**GIVEN EXERCISE:** Answer with a single number: the count of lines that include the string "icon".

**INPUT MATERIAL:**
## start

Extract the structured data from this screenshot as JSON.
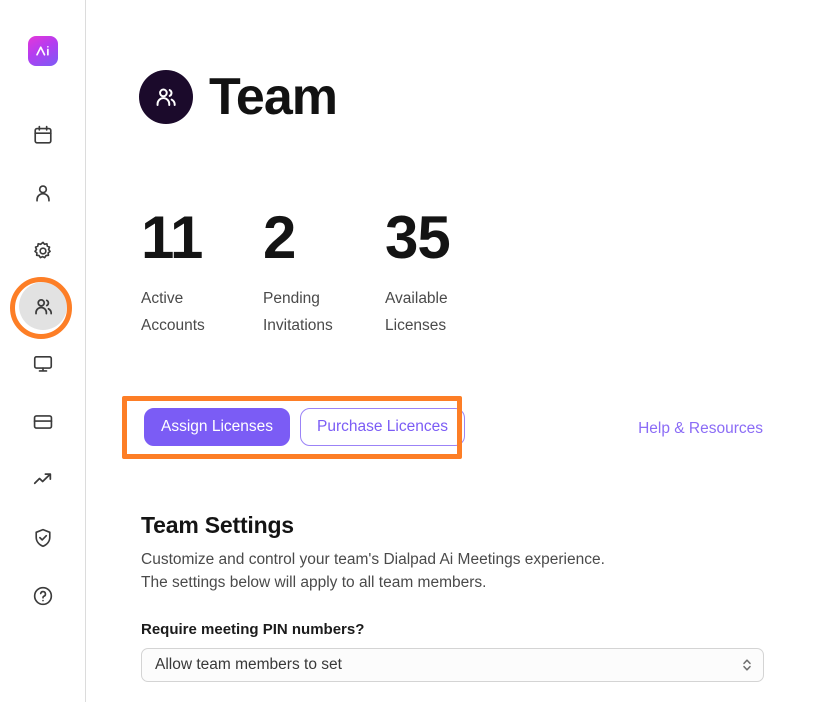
{
  "sidebar": {
    "logo": {
      "name": "dialpad-ai-logo",
      "alt": "Dialpad Ai"
    },
    "items": [
      {
        "icon": "calendar-icon",
        "label": "Meetings",
        "active": false
      },
      {
        "icon": "person-icon",
        "label": "Account",
        "active": false
      },
      {
        "icon": "gear-icon",
        "label": "Settings",
        "active": false
      },
      {
        "icon": "people-icon",
        "label": "Team",
        "active": true
      },
      {
        "icon": "monitor-icon",
        "label": "Devices",
        "active": false
      },
      {
        "icon": "credit-card-icon",
        "label": "Billing",
        "active": false
      },
      {
        "icon": "trending-up-icon",
        "label": "Analytics",
        "active": false
      },
      {
        "icon": "shield-check-icon",
        "label": "Security",
        "active": false
      },
      {
        "icon": "help-circle-icon",
        "label": "Help",
        "active": false
      }
    ]
  },
  "header": {
    "avatar_icon": "people-icon",
    "title": "Team"
  },
  "stats": [
    {
      "value": "11",
      "label": "Active\nAccounts",
      "label_line1": "Active",
      "label_line2": "Accounts"
    },
    {
      "value": "2",
      "label": "Pending\nInvitations",
      "label_line1": "Pending",
      "label_line2": "Invitations"
    },
    {
      "value": "35",
      "label": "Available\nLicenses",
      "label_line1": "Available",
      "label_line2": "Licenses"
    }
  ],
  "actions": {
    "assign_label": "Assign Licenses",
    "purchase_label": "Purchase Licences",
    "help_label": "Help & Resources"
  },
  "settings": {
    "title": "Team Settings",
    "description_line1": "Customize and control your team's Dialpad Ai Meetings experience.",
    "description_line2": "The settings below will apply to all team members.",
    "pin_field": {
      "label": "Require meeting PIN numbers?",
      "value": "Allow team members to set",
      "options": [
        "Allow team members to set"
      ]
    }
  },
  "annotations": {
    "sidebar_ring": "orange-highlight-ring",
    "buttons_rect": "orange-highlight-rectangle"
  },
  "colors": {
    "accent_purple": "#7b5cf5",
    "highlight_orange": "#fd7e26",
    "avatar_dark": "#1b0a2b",
    "active_nav_bg": "#e2e2e2"
  }
}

## end

**ANSWER TO THIS EXERCISE:** 10